## Task directions
Set down each line of the material that follows, exactly, with no pictures.

(Dataset items)
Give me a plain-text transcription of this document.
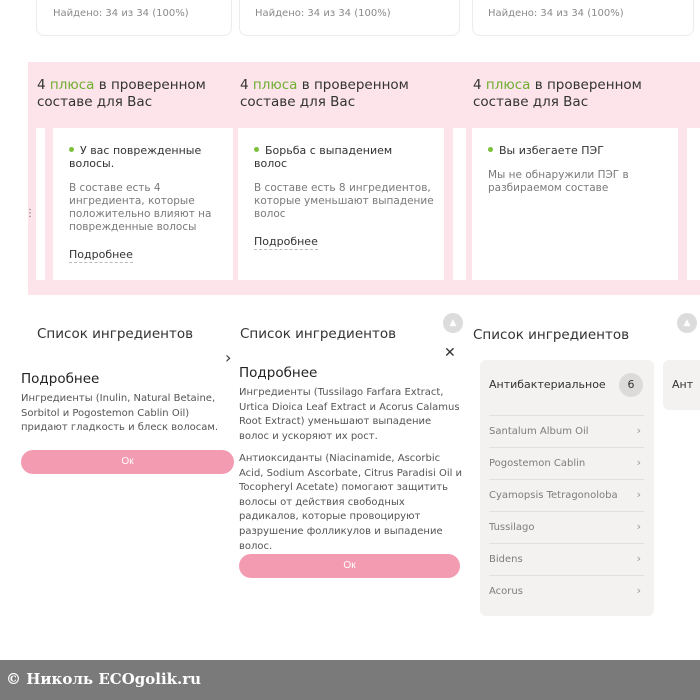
Найдено: 34 из 34 (100%)	Найдено: 34 из 34 (100%)	Найдено: 34 из 34 (100%)
4 плюса в проверенном
составе для Вас
4 плюса в проверенном
составе для Вас
4 плюса в проверенном
составе для Вас
⋮
У вас поврежденные волосы.
В составе есть 4 ингредиента, которые положительно влияют на поврежденные волосы
Подробнее
Борьба с выпадением волос
В составе есть 8 ингредиентов, которые уменьшают выпадение волос
Подробнее
Вы избегаете ПЭГ
Мы не обнаружили ПЭГ в разбираемом составе
Список ингредиентов	Список ингредиентов	Список ингредиентов
▲	▲
Подробнее
Ингредиенты (Inulin, Natural Betaine, Sorbitol и Pogostemon Cablin Oil) придают гладкость и блеск волосам.
Ок
›
Подробнее
Ингредиенты (Tussilago Farfara Extract, Urtica Dioica Leaf Extract и Acorus Calamus Root Extract) уменьшают выпадение волос и ускоряют их рост.
Антиоксиданты (Niacinamide, Ascorbic Acid, Sodium Ascorbate, Citrus Paradisi Oil и Tocopheryl Acetate) помогают защитить волосы от действия свободных радикалов, которые провоцируют разрушение фолликулов и выпадение волос.
Ок
✕
Антибактериальное	6
Santalum Album Oil	›
Pogostemon Cablin	›
Cyamopsis Tetragonoloba ›
Tussilago	›
Bidens	›
Acorus	›
Ант
© Николь ECOgolik.ru
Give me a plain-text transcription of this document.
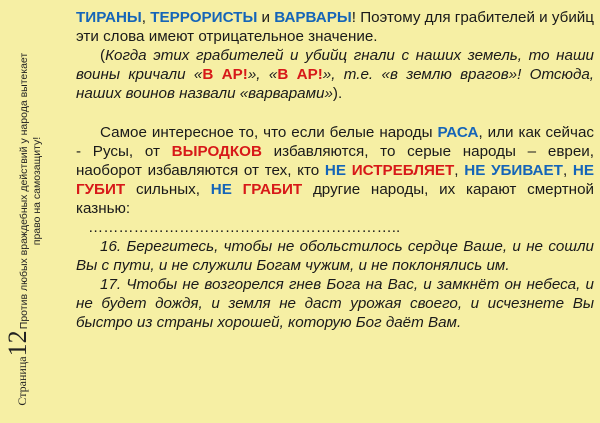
Против любых враждебных действий у народа вытекает право на самозащиту!
Страница12

ТИРАНЫ, ТЕРРОРИСТЫ и ВАРВАРЫ! Поэтому для грабителей и убийц эти слова имеют отрицательное значение.

(Когда этих грабителей и убийц гнали с наших земель, то наши воины кричали «В АР!», «В АР!», т.е. «в землю врагов»! Отсюда, наших воинов назвали «варварами»).

Самое интересное то, что если белые народы РАСА, или как сейчас - Русы, от ВЫРОДКОВ избавляются, то серые народы – евреи, наоборот избавляются от тех, кто НЕ ИСТРЕБЛЯЕТ, НЕ УБИВАЕТ, НЕ ГУБИТ сильных, НЕ ГРАБИТ другие народы, их карают смертной казнью:

……………………………………………………..

16. Берегитесь, чтобы не обольстилось сердце Ваше, и не сошли Вы с пути, и не служили Богам чужим, и не поклонялись им.

17. Чтобы не возгорелся гнев Бога на Вас, и замкнёт он небеса, и не будет дождя, и земля не даст урожая своего, и исчезнете Вы быстро из страны хорошей, которую Бог даёт Вам.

## Full answer
Give me a plain-text transcription of this document.
Найдено: 34 из 34 (100%)	Найдено: 34 из 34 (100%)	Найдено: 34 из 34 (100%)
4 плюса в проверенном
составе для Вас
4 плюса в проверенном
составе для Вас
4 плюса в проверенном
составе для Вас
⋮
У вас поврежденные волосы.
В составе есть 4 ингредиента, которые положительно влияют на поврежденные волосы
Подробнее
Борьба с выпадением волос
В составе есть 8 ингредиентов, которые уменьшают выпадение волос
Подробнее
Вы избегаете ПЭГ
Мы не обнаружили ПЭГ в разбираемом составе
Список ингредиентов	Список ингредиентов	Список ингредиентов
▲	▲
Подробнее
Ингредиенты (Inulin, Natural Betaine, Sorbitol и Pogostemon Cablin Oil) придают гладкость и блеск волосам.
Ок
›
Подробнее
Ингредиенты (Tussilago Farfara Extract, Urtica Dioica Leaf Extract и Acorus Calamus Root Extract) уменьшают выпадение волос и ускоряют их рост.
Антиоксиданты (Niacinamide, Ascorbic Acid, Sodium Ascorbate, Citrus Paradisi Oil и Tocopheryl Acetate) помогают защитить волосы от действия свободных радикалов, которые провоцируют разрушение фолликулов и выпадение волос.
Ок
✕
Антибактериальное	6
Santalum Album Oil	›
Pogostemon Cablin	›
Cyamopsis Tetragonoloba ›
Tussilago	›
Bidens	›
Acorus	›
Ант
© Николь ECOgolik.ru
Give me a plain-text transcription of this document.
Против любых враждебных действий у народа вытекает право на самозащиту!
Страница12

ТИРАНЫ, ТЕРРОРИСТЫ и ВАРВАРЫ! Поэтому для грабителей и убийц эти слова имеют отрицательное значение.

(Когда этих грабителей и убийц гнали с наших земель, то наши воины кричали «В АР!», «В АР!», т.е. «в землю врагов»! Отсюда, наших воинов назвали «варварами»).

Самое интересное то, что если белые народы РАСА, или как сейчас - Русы, от ВЫРОДКОВ избавляются, то серые народы – евреи, наоборот избавляются от тех, кто НЕ ИСТРЕБЛЯЕТ, НЕ УБИВАЕТ, НЕ ГУБИТ сильных, НЕ ГРАБИТ другие народы, их карают смертной казнью:

……………………………………………………..

16. Берегитесь, чтобы не обольстилось сердце Ваше, и не сошли Вы с пути, и не служили Богам чужим, и не поклонялись им.

17. Чтобы не возгорелся гнев Бога на Вас, и замкнёт он небеса, и не будет дождя, и земля не даст урожая своего, и исчезнете Вы быстро из страны хорошей, которую Бог даёт Вам.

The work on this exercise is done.